Dataset items:
******************************

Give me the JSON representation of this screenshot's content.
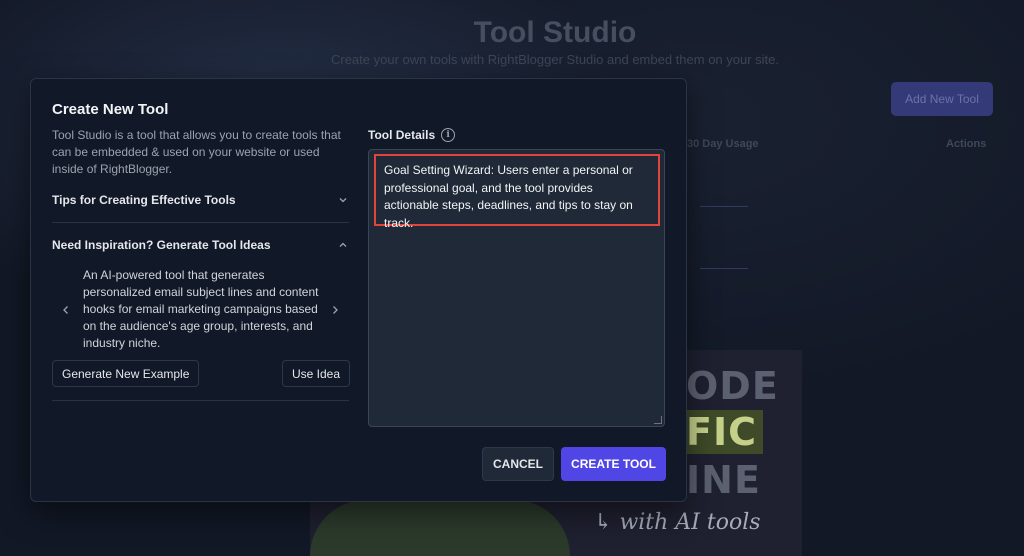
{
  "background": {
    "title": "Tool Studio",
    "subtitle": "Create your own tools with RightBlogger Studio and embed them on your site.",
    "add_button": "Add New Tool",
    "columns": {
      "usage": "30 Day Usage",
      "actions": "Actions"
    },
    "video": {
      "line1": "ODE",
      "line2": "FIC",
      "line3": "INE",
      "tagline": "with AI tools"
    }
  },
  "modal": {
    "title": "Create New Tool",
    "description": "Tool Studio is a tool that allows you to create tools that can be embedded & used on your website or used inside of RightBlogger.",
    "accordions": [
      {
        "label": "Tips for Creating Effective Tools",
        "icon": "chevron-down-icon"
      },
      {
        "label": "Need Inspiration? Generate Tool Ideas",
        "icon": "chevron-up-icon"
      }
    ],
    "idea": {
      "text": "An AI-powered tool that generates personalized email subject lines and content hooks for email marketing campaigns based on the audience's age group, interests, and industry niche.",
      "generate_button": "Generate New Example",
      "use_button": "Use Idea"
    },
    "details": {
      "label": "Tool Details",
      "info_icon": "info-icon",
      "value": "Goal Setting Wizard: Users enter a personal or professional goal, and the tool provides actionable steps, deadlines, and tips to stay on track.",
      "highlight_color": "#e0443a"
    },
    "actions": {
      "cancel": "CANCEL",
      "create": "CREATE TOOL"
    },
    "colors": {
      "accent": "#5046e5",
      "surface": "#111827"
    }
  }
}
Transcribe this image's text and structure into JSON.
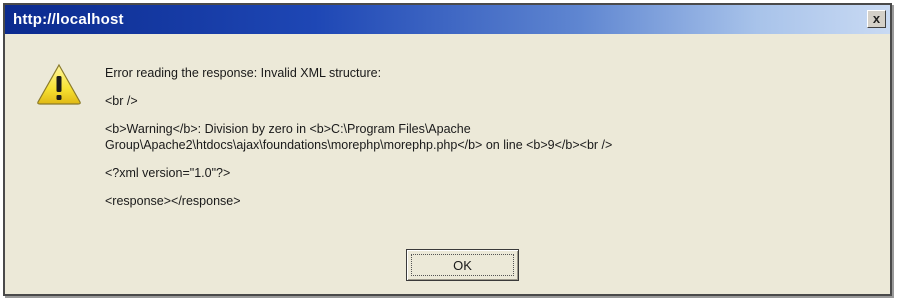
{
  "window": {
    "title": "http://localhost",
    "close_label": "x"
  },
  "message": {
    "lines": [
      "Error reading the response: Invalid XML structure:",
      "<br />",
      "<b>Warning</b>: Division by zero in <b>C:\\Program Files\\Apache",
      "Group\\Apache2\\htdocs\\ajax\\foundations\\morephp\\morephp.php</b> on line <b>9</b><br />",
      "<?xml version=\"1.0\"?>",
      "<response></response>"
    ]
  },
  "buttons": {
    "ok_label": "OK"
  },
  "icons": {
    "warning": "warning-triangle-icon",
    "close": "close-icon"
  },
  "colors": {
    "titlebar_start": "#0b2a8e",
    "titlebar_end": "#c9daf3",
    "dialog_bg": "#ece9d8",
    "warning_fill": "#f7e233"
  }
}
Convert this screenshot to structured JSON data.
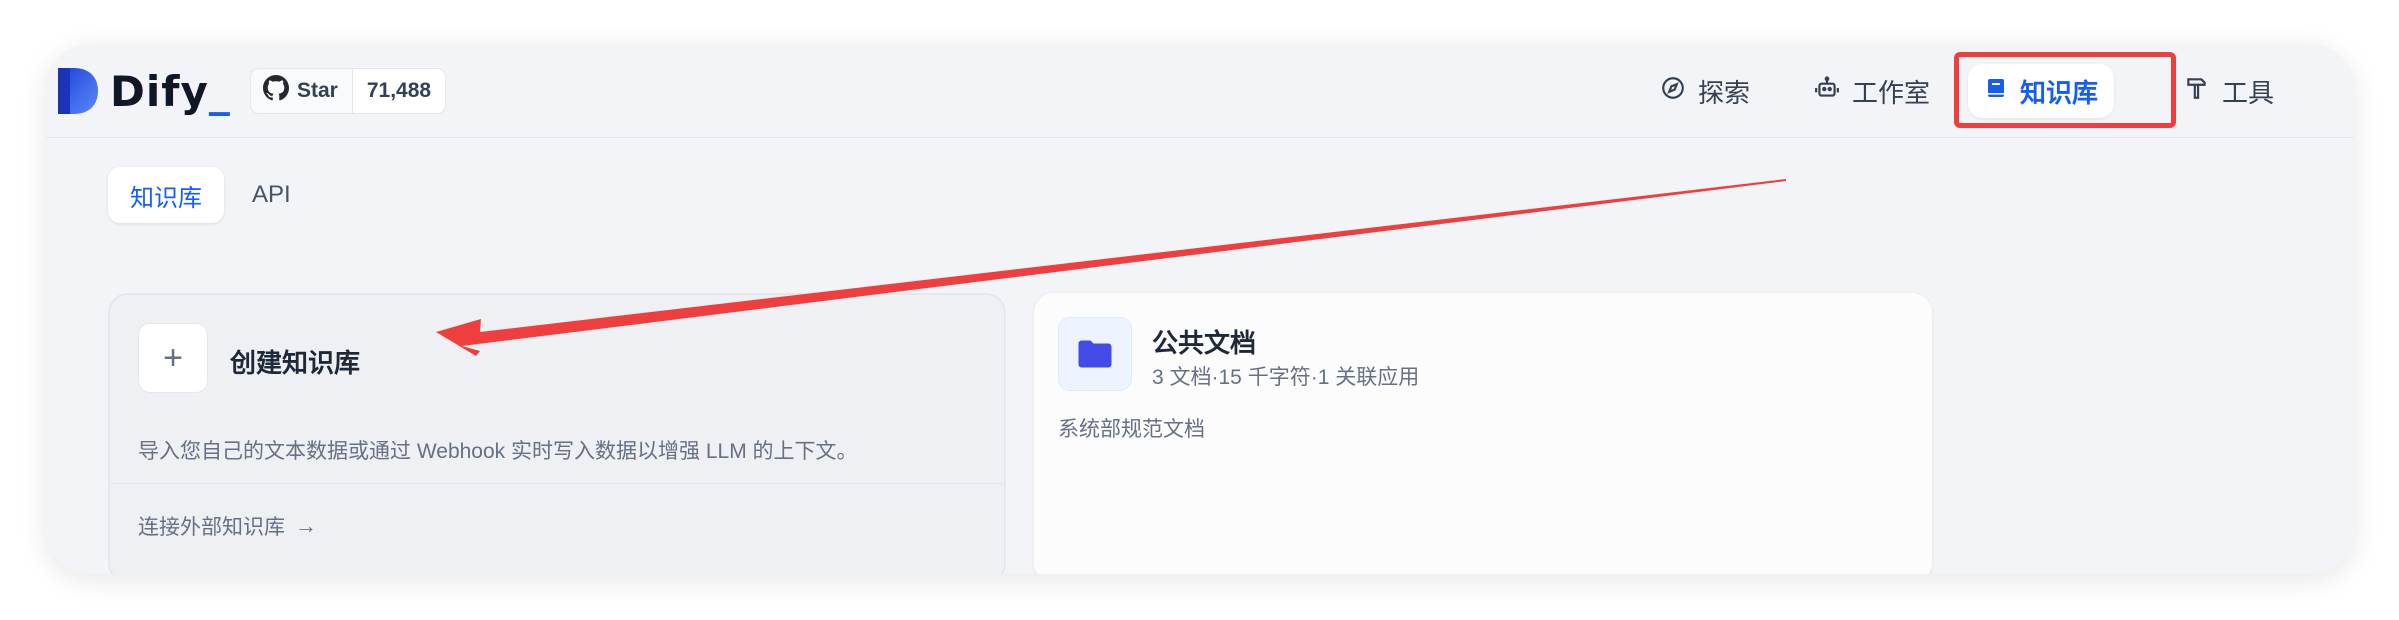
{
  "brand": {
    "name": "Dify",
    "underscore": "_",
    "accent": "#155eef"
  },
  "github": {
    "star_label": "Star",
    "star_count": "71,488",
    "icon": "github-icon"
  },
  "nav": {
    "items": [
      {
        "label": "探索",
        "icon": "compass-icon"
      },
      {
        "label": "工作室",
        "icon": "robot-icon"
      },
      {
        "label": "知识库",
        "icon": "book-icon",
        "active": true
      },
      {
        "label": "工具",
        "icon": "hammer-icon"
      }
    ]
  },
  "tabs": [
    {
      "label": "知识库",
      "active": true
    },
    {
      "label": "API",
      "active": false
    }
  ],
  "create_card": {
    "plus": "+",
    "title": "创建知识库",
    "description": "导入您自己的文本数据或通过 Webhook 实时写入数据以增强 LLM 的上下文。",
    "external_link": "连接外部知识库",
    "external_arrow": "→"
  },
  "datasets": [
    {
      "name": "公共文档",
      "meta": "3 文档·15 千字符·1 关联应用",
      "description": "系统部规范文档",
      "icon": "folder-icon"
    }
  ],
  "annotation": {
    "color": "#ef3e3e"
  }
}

******************************

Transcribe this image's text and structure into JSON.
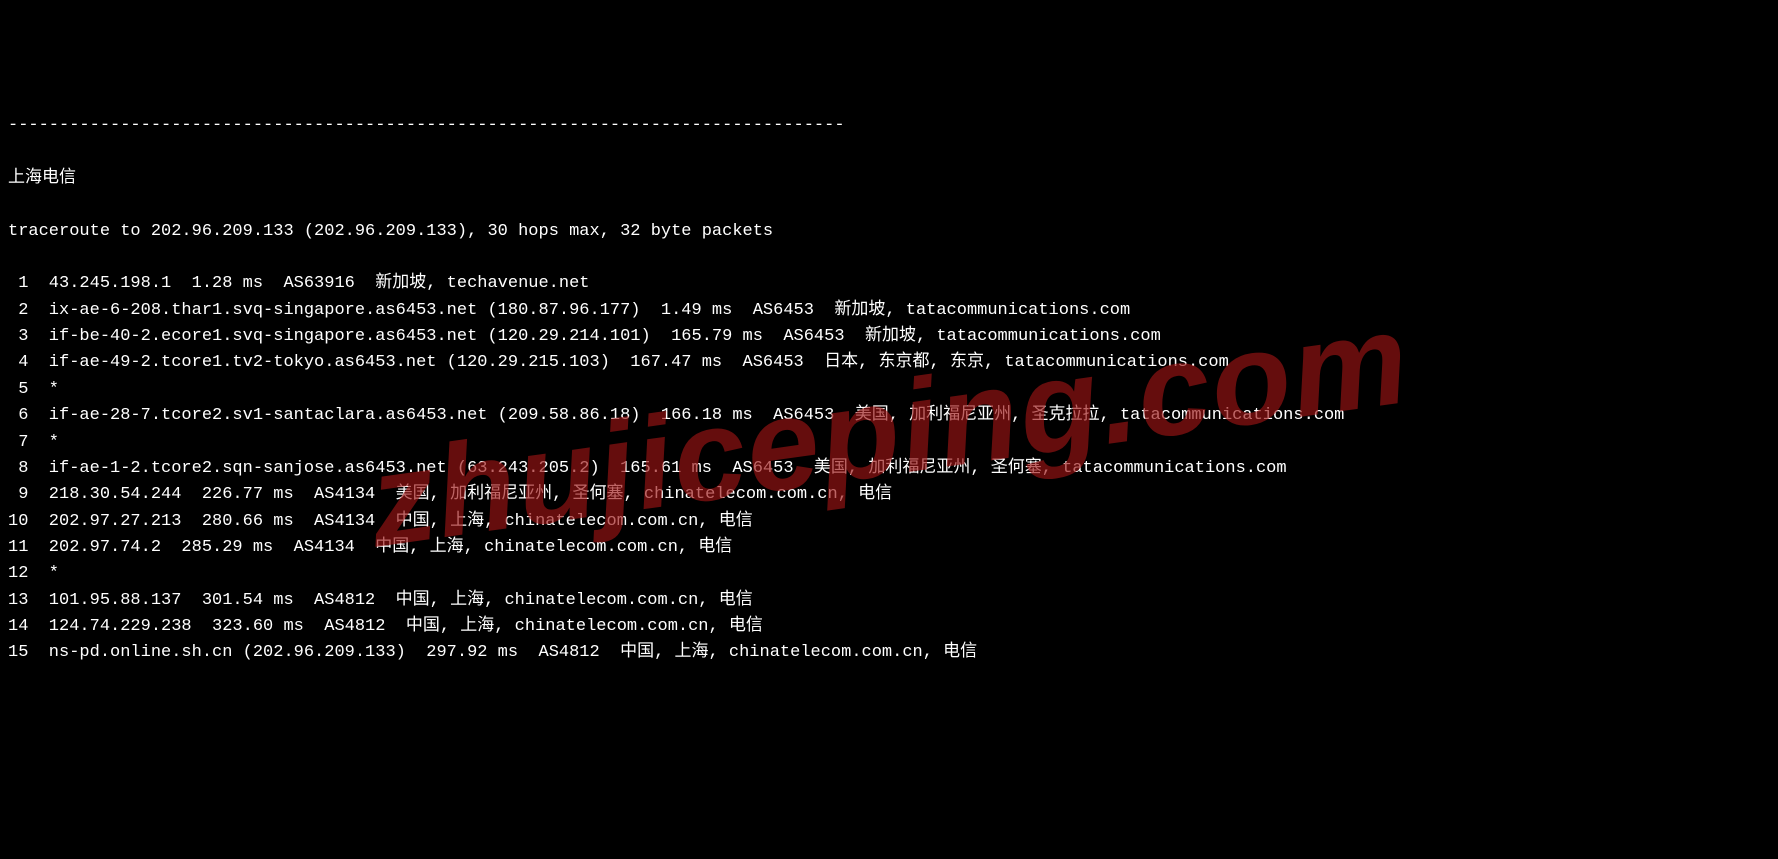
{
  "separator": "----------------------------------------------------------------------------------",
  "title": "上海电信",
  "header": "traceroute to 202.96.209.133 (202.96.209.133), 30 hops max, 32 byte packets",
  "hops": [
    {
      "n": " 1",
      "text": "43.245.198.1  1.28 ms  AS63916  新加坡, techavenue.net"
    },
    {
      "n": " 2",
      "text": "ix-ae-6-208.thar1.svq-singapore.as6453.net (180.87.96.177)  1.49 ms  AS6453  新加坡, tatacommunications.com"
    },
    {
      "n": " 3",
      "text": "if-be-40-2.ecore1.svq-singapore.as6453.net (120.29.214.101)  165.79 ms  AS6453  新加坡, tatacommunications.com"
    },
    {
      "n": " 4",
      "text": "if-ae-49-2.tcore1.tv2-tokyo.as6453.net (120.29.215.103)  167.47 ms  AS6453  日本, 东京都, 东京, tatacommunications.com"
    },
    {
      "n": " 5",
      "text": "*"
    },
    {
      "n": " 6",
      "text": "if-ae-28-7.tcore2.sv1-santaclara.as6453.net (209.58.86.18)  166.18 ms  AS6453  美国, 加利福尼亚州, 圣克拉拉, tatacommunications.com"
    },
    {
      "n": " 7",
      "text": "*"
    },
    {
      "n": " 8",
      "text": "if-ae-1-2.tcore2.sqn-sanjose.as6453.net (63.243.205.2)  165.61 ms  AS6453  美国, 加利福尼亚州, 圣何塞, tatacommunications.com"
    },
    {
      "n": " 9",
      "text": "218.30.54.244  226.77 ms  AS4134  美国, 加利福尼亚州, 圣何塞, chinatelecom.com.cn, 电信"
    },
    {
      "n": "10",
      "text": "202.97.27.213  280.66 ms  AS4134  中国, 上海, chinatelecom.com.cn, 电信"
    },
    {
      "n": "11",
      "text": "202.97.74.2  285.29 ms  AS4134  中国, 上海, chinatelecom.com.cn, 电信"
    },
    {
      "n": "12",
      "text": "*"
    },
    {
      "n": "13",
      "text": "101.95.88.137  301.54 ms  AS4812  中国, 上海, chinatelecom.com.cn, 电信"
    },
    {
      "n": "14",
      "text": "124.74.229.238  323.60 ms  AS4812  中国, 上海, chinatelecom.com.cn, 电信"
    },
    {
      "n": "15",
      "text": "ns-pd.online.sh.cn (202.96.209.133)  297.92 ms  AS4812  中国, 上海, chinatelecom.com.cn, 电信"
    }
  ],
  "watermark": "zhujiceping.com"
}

******************************

◆ Challenge: Each line above that includes "加利福尼亚州" counts once; state the total and nothing more.

◆ Result: 3